**Instruction:**
Which lines of the records contain "seconds"? Collect every one of them.

Dataset items:
-- Begin --
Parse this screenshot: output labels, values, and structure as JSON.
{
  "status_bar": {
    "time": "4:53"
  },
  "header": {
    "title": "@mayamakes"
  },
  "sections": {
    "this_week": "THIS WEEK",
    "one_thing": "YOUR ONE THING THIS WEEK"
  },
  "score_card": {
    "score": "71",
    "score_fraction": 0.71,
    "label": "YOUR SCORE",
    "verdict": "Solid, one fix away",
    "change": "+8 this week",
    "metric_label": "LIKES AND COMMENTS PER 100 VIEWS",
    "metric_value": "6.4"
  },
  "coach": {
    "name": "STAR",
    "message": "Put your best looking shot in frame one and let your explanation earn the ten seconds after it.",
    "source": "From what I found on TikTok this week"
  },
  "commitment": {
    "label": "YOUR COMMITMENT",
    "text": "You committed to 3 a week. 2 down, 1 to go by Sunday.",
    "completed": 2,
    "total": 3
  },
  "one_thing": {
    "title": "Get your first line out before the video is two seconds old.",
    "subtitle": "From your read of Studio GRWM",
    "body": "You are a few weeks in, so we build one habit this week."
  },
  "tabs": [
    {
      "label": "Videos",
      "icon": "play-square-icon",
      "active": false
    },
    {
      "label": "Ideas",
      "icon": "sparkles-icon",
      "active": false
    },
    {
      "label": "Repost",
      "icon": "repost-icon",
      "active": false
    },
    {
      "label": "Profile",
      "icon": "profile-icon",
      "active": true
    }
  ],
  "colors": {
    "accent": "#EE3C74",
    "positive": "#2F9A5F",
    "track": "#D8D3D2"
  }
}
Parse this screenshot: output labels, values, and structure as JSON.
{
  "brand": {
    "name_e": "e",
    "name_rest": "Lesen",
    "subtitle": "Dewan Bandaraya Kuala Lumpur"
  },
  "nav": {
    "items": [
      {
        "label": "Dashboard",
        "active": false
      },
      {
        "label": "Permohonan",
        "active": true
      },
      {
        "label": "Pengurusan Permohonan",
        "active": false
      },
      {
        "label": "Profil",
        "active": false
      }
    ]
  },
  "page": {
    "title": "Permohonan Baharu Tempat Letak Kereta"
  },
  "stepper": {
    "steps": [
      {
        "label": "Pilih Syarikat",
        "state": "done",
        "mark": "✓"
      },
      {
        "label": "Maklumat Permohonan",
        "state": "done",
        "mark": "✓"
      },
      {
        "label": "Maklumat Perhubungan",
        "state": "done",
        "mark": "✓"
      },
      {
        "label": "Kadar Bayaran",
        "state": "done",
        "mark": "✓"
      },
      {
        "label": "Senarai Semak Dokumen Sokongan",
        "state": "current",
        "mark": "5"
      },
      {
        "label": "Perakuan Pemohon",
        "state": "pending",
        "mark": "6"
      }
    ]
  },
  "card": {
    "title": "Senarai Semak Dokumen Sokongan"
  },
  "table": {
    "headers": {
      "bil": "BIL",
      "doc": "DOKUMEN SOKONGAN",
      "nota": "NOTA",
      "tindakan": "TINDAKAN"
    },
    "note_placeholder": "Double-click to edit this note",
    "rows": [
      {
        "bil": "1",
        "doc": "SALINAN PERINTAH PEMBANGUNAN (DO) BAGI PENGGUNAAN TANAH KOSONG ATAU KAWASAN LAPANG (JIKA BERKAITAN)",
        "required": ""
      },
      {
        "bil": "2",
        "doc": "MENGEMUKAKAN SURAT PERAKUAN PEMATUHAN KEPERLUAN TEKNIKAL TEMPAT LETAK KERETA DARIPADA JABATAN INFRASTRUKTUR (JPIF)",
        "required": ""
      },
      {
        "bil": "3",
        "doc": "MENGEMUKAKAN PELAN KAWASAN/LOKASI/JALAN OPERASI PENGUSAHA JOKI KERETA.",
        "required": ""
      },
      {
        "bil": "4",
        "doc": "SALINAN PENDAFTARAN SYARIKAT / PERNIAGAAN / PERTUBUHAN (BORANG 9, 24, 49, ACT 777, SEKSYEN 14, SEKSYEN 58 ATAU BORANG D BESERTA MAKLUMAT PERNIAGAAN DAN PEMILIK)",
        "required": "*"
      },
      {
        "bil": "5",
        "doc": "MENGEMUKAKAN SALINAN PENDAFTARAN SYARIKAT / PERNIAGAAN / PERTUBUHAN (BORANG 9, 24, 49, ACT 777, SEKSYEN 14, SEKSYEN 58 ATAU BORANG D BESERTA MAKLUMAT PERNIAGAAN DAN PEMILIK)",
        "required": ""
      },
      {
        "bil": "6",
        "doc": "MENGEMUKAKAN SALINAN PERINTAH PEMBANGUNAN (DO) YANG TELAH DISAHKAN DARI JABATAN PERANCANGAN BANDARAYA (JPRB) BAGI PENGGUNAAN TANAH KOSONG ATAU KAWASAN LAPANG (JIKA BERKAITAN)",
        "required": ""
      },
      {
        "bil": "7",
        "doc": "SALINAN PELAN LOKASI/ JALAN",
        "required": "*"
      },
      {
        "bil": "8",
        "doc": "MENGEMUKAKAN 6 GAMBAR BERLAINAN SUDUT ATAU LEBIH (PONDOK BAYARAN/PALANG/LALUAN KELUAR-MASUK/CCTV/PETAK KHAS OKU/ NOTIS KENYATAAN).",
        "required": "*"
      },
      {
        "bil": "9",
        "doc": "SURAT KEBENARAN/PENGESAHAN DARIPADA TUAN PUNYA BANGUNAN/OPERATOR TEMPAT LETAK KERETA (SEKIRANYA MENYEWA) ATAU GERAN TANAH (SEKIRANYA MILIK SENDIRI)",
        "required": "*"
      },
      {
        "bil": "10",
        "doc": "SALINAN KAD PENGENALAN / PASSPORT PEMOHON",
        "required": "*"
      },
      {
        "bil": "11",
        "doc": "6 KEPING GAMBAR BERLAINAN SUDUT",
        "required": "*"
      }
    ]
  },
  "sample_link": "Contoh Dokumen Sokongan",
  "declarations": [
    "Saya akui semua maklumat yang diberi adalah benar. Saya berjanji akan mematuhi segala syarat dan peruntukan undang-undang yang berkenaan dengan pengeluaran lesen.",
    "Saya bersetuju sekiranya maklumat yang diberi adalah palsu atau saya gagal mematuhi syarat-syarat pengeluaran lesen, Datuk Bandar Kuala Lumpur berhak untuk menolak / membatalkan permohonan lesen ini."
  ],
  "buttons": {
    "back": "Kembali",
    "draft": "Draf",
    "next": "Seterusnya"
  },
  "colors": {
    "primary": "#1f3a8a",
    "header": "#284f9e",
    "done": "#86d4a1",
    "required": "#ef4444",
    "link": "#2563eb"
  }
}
-- End --
**Problem solution:**
    "message": "Put your best looking shot in frame one and let your explanation earn the ten seconds after it.",
    "title": "Get your first line out before the video is two seconds old.",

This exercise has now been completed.